━━━ Data for the task ━━━

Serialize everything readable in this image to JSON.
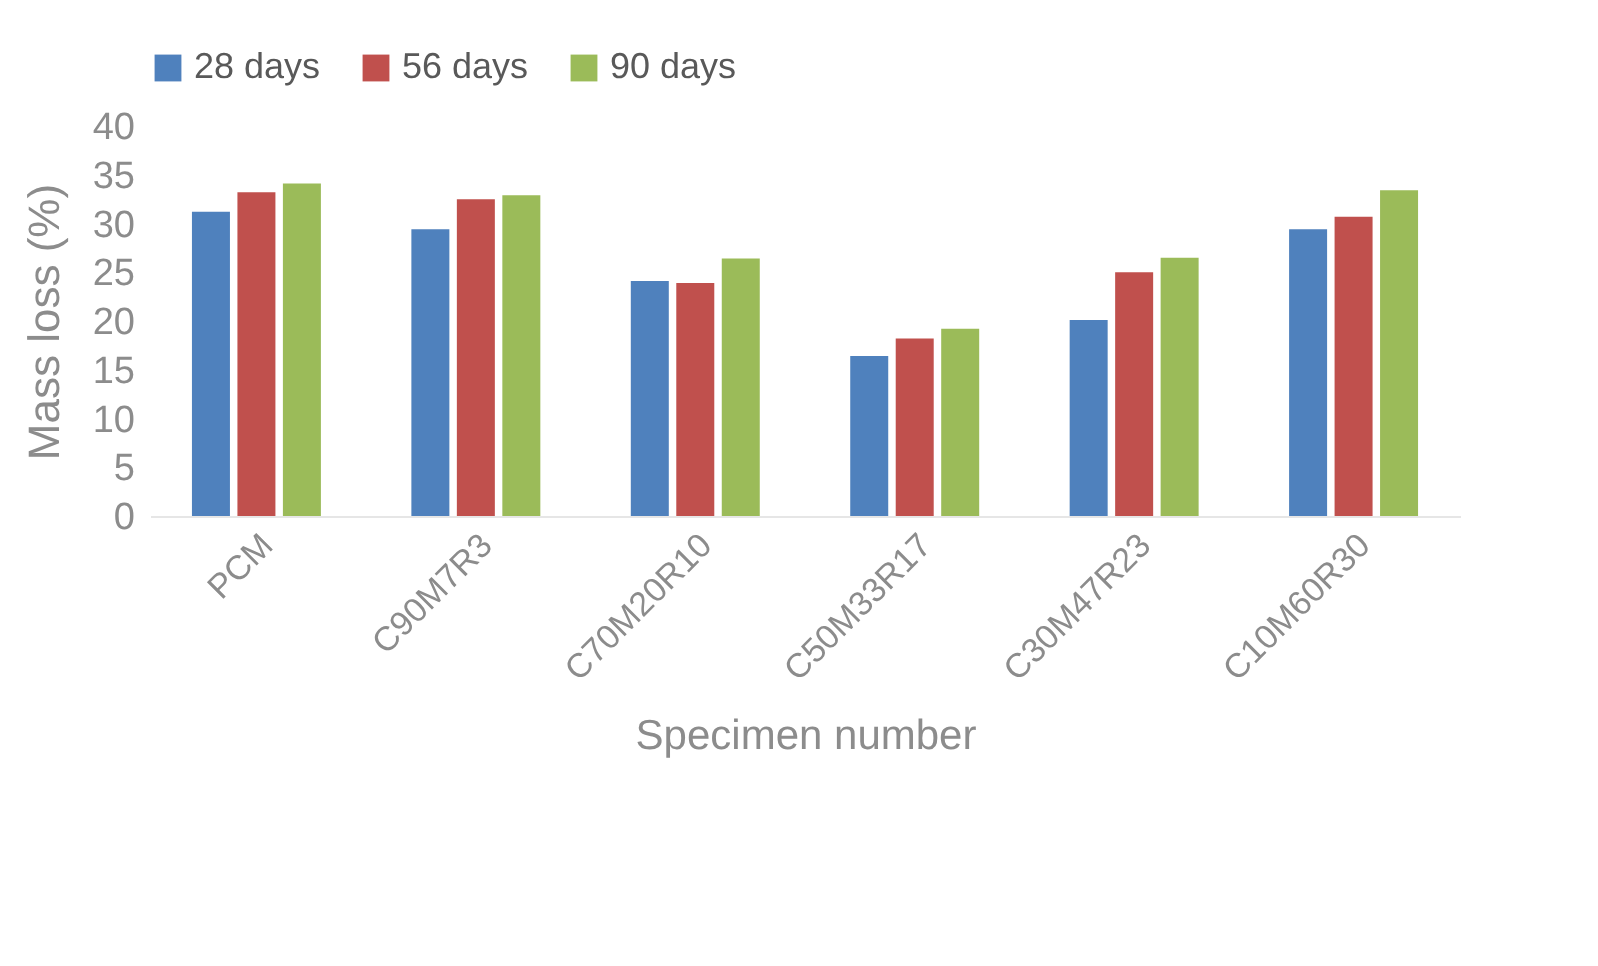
{
  "chart_data": {
    "type": "bar",
    "xlabel": "Specimen number",
    "ylabel": "Mass loss (%)",
    "categories": [
      "PCM",
      "C90M7R3",
      "C70M20R10",
      "C50M33R17",
      "C30M47R23",
      "C10M60R30"
    ],
    "series": [
      {
        "name": "28 days",
        "color": "#4f81bd",
        "values": [
          31.2,
          29.4,
          24.1,
          16.4,
          20.1,
          29.4
        ]
      },
      {
        "name": "56 days",
        "color": "#c0504d",
        "values": [
          33.2,
          32.5,
          23.9,
          18.2,
          25.0,
          30.7
        ]
      },
      {
        "name": "90 days",
        "color": "#9bbb59",
        "values": [
          34.1,
          32.9,
          26.4,
          19.2,
          26.5,
          33.4
        ]
      }
    ],
    "ylim": [
      0,
      40
    ],
    "yticks": [
      0,
      5,
      10,
      15,
      20,
      25,
      30,
      35,
      40
    ],
    "grid": false,
    "legend": "top"
  }
}
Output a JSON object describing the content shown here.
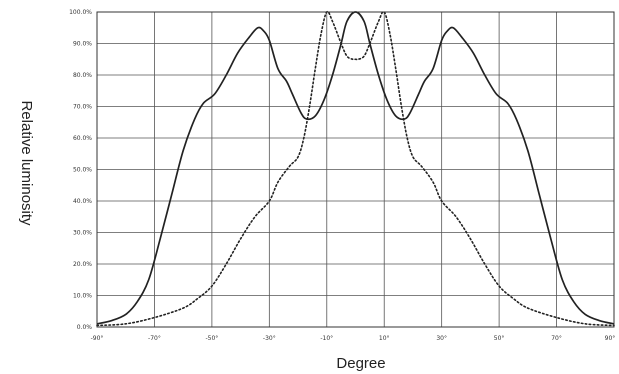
{
  "chart_data": {
    "type": "line",
    "title": "",
    "xlabel": "Degree",
    "ylabel": "Relative luminosity",
    "xlim": [
      -90,
      90
    ],
    "ylim": [
      0,
      100
    ],
    "x_ticks": [
      "-90°",
      "-70°",
      "-50°",
      "-30°",
      "-10°",
      "10°",
      "30°",
      "50°",
      "70°",
      "90°"
    ],
    "y_ticks": [
      "0.0%",
      "10.0%",
      "20.0%",
      "30.0%",
      "40.0%",
      "50.0%",
      "60.0%",
      "70.0%",
      "80.0%",
      "90.0%",
      "100.0%"
    ],
    "grid": true,
    "legend": "none",
    "series": [
      {
        "style": "solid",
        "color": "#222222",
        "points": [
          [
            -90,
            1
          ],
          [
            -85,
            2
          ],
          [
            -80,
            4
          ],
          [
            -76,
            8
          ],
          [
            -72,
            15
          ],
          [
            -68,
            28
          ],
          [
            -64,
            42
          ],
          [
            -60,
            56
          ],
          [
            -56,
            66
          ],
          [
            -53,
            71
          ],
          [
            -49,
            74
          ],
          [
            -45,
            80
          ],
          [
            -41,
            87
          ],
          [
            -37,
            92
          ],
          [
            -34,
            95
          ],
          [
            -32,
            94
          ],
          [
            -30,
            91
          ],
          [
            -27,
            82
          ],
          [
            -24,
            78
          ],
          [
            -22,
            74
          ],
          [
            -19,
            68
          ],
          [
            -17,
            66
          ],
          [
            -14,
            67
          ],
          [
            -11,
            72
          ],
          [
            -8,
            80
          ],
          [
            -5,
            90
          ],
          [
            -3,
            97
          ],
          [
            0,
            100
          ],
          [
            3,
            97
          ],
          [
            5,
            90
          ],
          [
            8,
            80
          ],
          [
            11,
            72
          ],
          [
            14,
            67
          ],
          [
            17,
            66
          ],
          [
            19,
            68
          ],
          [
            22,
            74
          ],
          [
            24,
            78
          ],
          [
            27,
            82
          ],
          [
            30,
            91
          ],
          [
            32,
            94
          ],
          [
            34,
            95
          ],
          [
            37,
            92
          ],
          [
            41,
            87
          ],
          [
            45,
            80
          ],
          [
            49,
            74
          ],
          [
            53,
            71
          ],
          [
            56,
            66
          ],
          [
            60,
            56
          ],
          [
            64,
            42
          ],
          [
            68,
            28
          ],
          [
            72,
            15
          ],
          [
            76,
            8
          ],
          [
            80,
            4
          ],
          [
            85,
            2
          ],
          [
            90,
            1
          ]
        ]
      },
      {
        "style": "dotted",
        "color": "#222222",
        "points": [
          [
            -90,
            0.5
          ],
          [
            -80,
            1
          ],
          [
            -70,
            3
          ],
          [
            -60,
            6
          ],
          [
            -55,
            9
          ],
          [
            -50,
            13
          ],
          [
            -45,
            20
          ],
          [
            -40,
            28
          ],
          [
            -35,
            35
          ],
          [
            -30,
            40
          ],
          [
            -27,
            46
          ],
          [
            -23,
            51
          ],
          [
            -20,
            54
          ],
          [
            -18,
            60
          ],
          [
            -16,
            70
          ],
          [
            -14,
            82
          ],
          [
            -12,
            93
          ],
          [
            -10,
            100
          ],
          [
            -8,
            97
          ],
          [
            -5,
            90
          ],
          [
            -3,
            86
          ],
          [
            -1,
            85
          ],
          [
            0,
            85
          ],
          [
            1,
            85
          ],
          [
            3,
            86
          ],
          [
            5,
            90
          ],
          [
            8,
            97
          ],
          [
            10,
            100
          ],
          [
            12,
            93
          ],
          [
            14,
            82
          ],
          [
            16,
            70
          ],
          [
            18,
            60
          ],
          [
            20,
            54
          ],
          [
            23,
            51
          ],
          [
            27,
            46
          ],
          [
            30,
            40
          ],
          [
            35,
            35
          ],
          [
            40,
            28
          ],
          [
            45,
            20
          ],
          [
            50,
            13
          ],
          [
            55,
            9
          ],
          [
            60,
            6
          ],
          [
            70,
            3
          ],
          [
            80,
            1
          ],
          [
            90,
            0.5
          ]
        ]
      }
    ]
  }
}
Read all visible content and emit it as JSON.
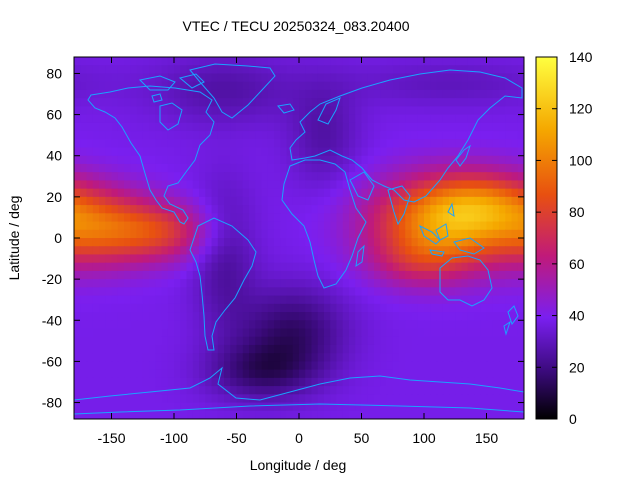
{
  "chart_data": {
    "type": "heatmap",
    "title": "VTEC / TECU 20250324_083.20400",
    "xlabel": "Longitude / deg",
    "ylabel": "Latitude / deg",
    "xlim": [
      -180,
      180
    ],
    "ylim": [
      -88,
      88
    ],
    "xticks": [
      -150,
      -100,
      -50,
      0,
      50,
      100,
      150
    ],
    "yticks": [
      -80,
      -60,
      -40,
      -20,
      0,
      20,
      40,
      60,
      80
    ],
    "colorbar": {
      "range": [
        0,
        140
      ],
      "ticks": [
        0,
        20,
        40,
        60,
        80,
        100,
        120,
        140
      ],
      "colors": [
        "#000000",
        "#3a0a7a",
        "#7a1ff0",
        "#c01a7a",
        "#e85010",
        "#f5a800",
        "#ffff40"
      ]
    },
    "blobs": [
      {
        "lon": 120,
        "lat": 8,
        "sx": 42,
        "sy": 15,
        "amp": 72
      },
      {
        "lon": 150,
        "lat": 18,
        "sx": 30,
        "sy": 10,
        "amp": 22
      },
      {
        "lon": 95,
        "lat": -12,
        "sx": 28,
        "sy": 9,
        "amp": 18
      },
      {
        "lon": -160,
        "lat": 5,
        "sx": 30,
        "sy": 13,
        "amp": 42
      },
      {
        "lon": -110,
        "lat": 3,
        "sx": 28,
        "sy": 10,
        "amp": 35
      },
      {
        "lon": -5,
        "lat": -45,
        "sx": 30,
        "sy": 15,
        "amp": -22
      },
      {
        "lon": -30,
        "lat": -65,
        "sx": 30,
        "sy": 10,
        "amp": -20
      },
      {
        "lon": -60,
        "lat": -10,
        "sx": 18,
        "sy": 25,
        "amp": -14
      },
      {
        "lon": 20,
        "lat": 50,
        "sx": 20,
        "sy": 18,
        "amp": -12
      },
      {
        "lon": -60,
        "lat": 72,
        "sx": 40,
        "sy": 12,
        "amp": -12
      },
      {
        "lon": 120,
        "lat": 75,
        "sx": 60,
        "sy": 8,
        "amp": -8
      }
    ]
  }
}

━━━

Directive ▸
The listing above must be printed again exactly, minus its pictures.

The reply ▸
Serialize everything readable in this image to JSON.
{
  "chart_data": {
    "type": "bar",
    "xlabel": "Specimen number",
    "ylabel": "Mass loss (%)",
    "categories": [
      "PCM",
      "C90M7R3",
      "C70M20R10",
      "C50M33R17",
      "C30M47R23",
      "C10M60R30"
    ],
    "series": [
      {
        "name": "28 days",
        "color": "#4f81bd",
        "values": [
          31.2,
          29.4,
          24.1,
          16.4,
          20.1,
          29.4
        ]
      },
      {
        "name": "56 days",
        "color": "#c0504d",
        "values": [
          33.2,
          32.5,
          23.9,
          18.2,
          25.0,
          30.7
        ]
      },
      {
        "name": "90 days",
        "color": "#9bbb59",
        "values": [
          34.1,
          32.9,
          26.4,
          19.2,
          26.5,
          33.4
        ]
      }
    ],
    "ylim": [
      0,
      40
    ],
    "yticks": [
      0,
      5,
      10,
      15,
      20,
      25,
      30,
      35,
      40
    ],
    "grid": false,
    "legend": "top"
  }
}
Output a JSON object describing the content shown here.
{
  "chart_data": {
    "type": "line",
    "title": "",
    "xlabel": "Degree",
    "ylabel": "Relative luminosity",
    "xlim": [
      -90,
      90
    ],
    "ylim": [
      0,
      100
    ],
    "x_ticks": [
      "-90°",
      "-70°",
      "-50°",
      "-30°",
      "-10°",
      "10°",
      "30°",
      "50°",
      "70°",
      "90°"
    ],
    "y_ticks": [
      "0.0%",
      "10.0%",
      "20.0%",
      "30.0%",
      "40.0%",
      "50.0%",
      "60.0%",
      "70.0%",
      "80.0%",
      "90.0%",
      "100.0%"
    ],
    "grid": true,
    "legend": "none",
    "series": [
      {
        "style": "solid",
        "color": "#222222",
        "points": [
          [
            -90,
            1
          ],
          [
            -85,
            2
          ],
          [
            -80,
            4
          ],
          [
            -76,
            8
          ],
          [
            -72,
            15
          ],
          [
            -68,
            28
          ],
          [
            -64,
            42
          ],
          [
            -60,
            56
          ],
          [
            -56,
            66
          ],
          [
            -53,
            71
          ],
          [
            -49,
            74
          ],
          [
            -45,
            80
          ],
          [
            -41,
            87
          ],
          [
            -37,
            92
          ],
          [
            -34,
            95
          ],
          [
            -32,
            94
          ],
          [
            -30,
            91
          ],
          [
            -27,
            82
          ],
          [
            -24,
            78
          ],
          [
            -22,
            74
          ],
          [
            -19,
            68
          ],
          [
            -17,
            66
          ],
          [
            -14,
            67
          ],
          [
            -11,
            72
          ],
          [
            -8,
            80
          ],
          [
            -5,
            90
          ],
          [
            -3,
            97
          ],
          [
            0,
            100
          ],
          [
            3,
            97
          ],
          [
            5,
            90
          ],
          [
            8,
            80
          ],
          [
            11,
            72
          ],
          [
            14,
            67
          ],
          [
            17,
            66
          ],
          [
            19,
            68
          ],
          [
            22,
            74
          ],
          [
            24,
            78
          ],
          [
            27,
            82
          ],
          [
            30,
            91
          ],
          [
            32,
            94
          ],
          [
            34,
            95
          ],
          [
            37,
            92
          ],
          [
            41,
            87
          ],
          [
            45,
            80
          ],
          [
            49,
            74
          ],
          [
            53,
            71
          ],
          [
            56,
            66
          ],
          [
            60,
            56
          ],
          [
            64,
            42
          ],
          [
            68,
            28
          ],
          [
            72,
            15
          ],
          [
            76,
            8
          ],
          [
            80,
            4
          ],
          [
            85,
            2
          ],
          [
            90,
            1
          ]
        ]
      },
      {
        "style": "dotted",
        "color": "#222222",
        "points": [
          [
            -90,
            0.5
          ],
          [
            -80,
            1
          ],
          [
            -70,
            3
          ],
          [
            -60,
            6
          ],
          [
            -55,
            9
          ],
          [
            -50,
            13
          ],
          [
            -45,
            20
          ],
          [
            -40,
            28
          ],
          [
            -35,
            35
          ],
          [
            -30,
            40
          ],
          [
            -27,
            46
          ],
          [
            -23,
            51
          ],
          [
            -20,
            54
          ],
          [
            -18,
            60
          ],
          [
            -16,
            70
          ],
          [
            -14,
            82
          ],
          [
            -12,
            93
          ],
          [
            -10,
            100
          ],
          [
            -8,
            97
          ],
          [
            -5,
            90
          ],
          [
            -3,
            86
          ],
          [
            -1,
            85
          ],
          [
            0,
            85
          ],
          [
            1,
            85
          ],
          [
            3,
            86
          ],
          [
            5,
            90
          ],
          [
            8,
            97
          ],
          [
            10,
            100
          ],
          [
            12,
            93
          ],
          [
            14,
            82
          ],
          [
            16,
            70
          ],
          [
            18,
            60
          ],
          [
            20,
            54
          ],
          [
            23,
            51
          ],
          [
            27,
            46
          ],
          [
            30,
            40
          ],
          [
            35,
            35
          ],
          [
            40,
            28
          ],
          [
            45,
            20
          ],
          [
            50,
            13
          ],
          [
            55,
            9
          ],
          [
            60,
            6
          ],
          [
            70,
            3
          ],
          [
            80,
            1
          ],
          [
            90,
            0.5
          ]
        ]
      }
    ]
  }
}
Read all visible content and emit it as JSON.
{
  "chart_data": {
    "type": "heatmap",
    "title": "VTEC / TECU 20250324_083.20400",
    "xlabel": "Longitude / deg",
    "ylabel": "Latitude / deg",
    "xlim": [
      -180,
      180
    ],
    "ylim": [
      -88,
      88
    ],
    "xticks": [
      -150,
      -100,
      -50,
      0,
      50,
      100,
      150
    ],
    "yticks": [
      -80,
      -60,
      -40,
      -20,
      0,
      20,
      40,
      60,
      80
    ],
    "colorbar": {
      "range": [
        0,
        140
      ],
      "ticks": [
        0,
        20,
        40,
        60,
        80,
        100,
        120,
        140
      ],
      "colors": [
        "#000000",
        "#3a0a7a",
        "#7a1ff0",
        "#c01a7a",
        "#e85010",
        "#f5a800",
        "#ffff40"
      ]
    },
    "blobs": [
      {
        "lon": 120,
        "lat": 8,
        "sx": 42,
        "sy": 15,
        "amp": 72
      },
      {
        "lon": 150,
        "lat": 18,
        "sx": 30,
        "sy": 10,
        "amp": 22
      },
      {
        "lon": 95,
        "lat": -12,
        "sx": 28,
        "sy": 9,
        "amp": 18
      },
      {
        "lon": -160,
        "lat": 5,
        "sx": 30,
        "sy": 13,
        "amp": 42
      },
      {
        "lon": -110,
        "lat": 3,
        "sx": 28,
        "sy": 10,
        "amp": 35
      },
      {
        "lon": -5,
        "lat": -45,
        "sx": 30,
        "sy": 15,
        "amp": -22
      },
      {
        "lon": -30,
        "lat": -65,
        "sx": 30,
        "sy": 10,
        "amp": -20
      },
      {
        "lon": -60,
        "lat": -10,
        "sx": 18,
        "sy": 25,
        "amp": -14
      },
      {
        "lon": 20,
        "lat": 50,
        "sx": 20,
        "sy": 18,
        "amp": -12
      },
      {
        "lon": -60,
        "lat": 72,
        "sx": 40,
        "sy": 12,
        "amp": -12
      },
      {
        "lon": 120,
        "lat": 75,
        "sx": 60,
        "sy": 8,
        "amp": -8
      }
    ]
  }
}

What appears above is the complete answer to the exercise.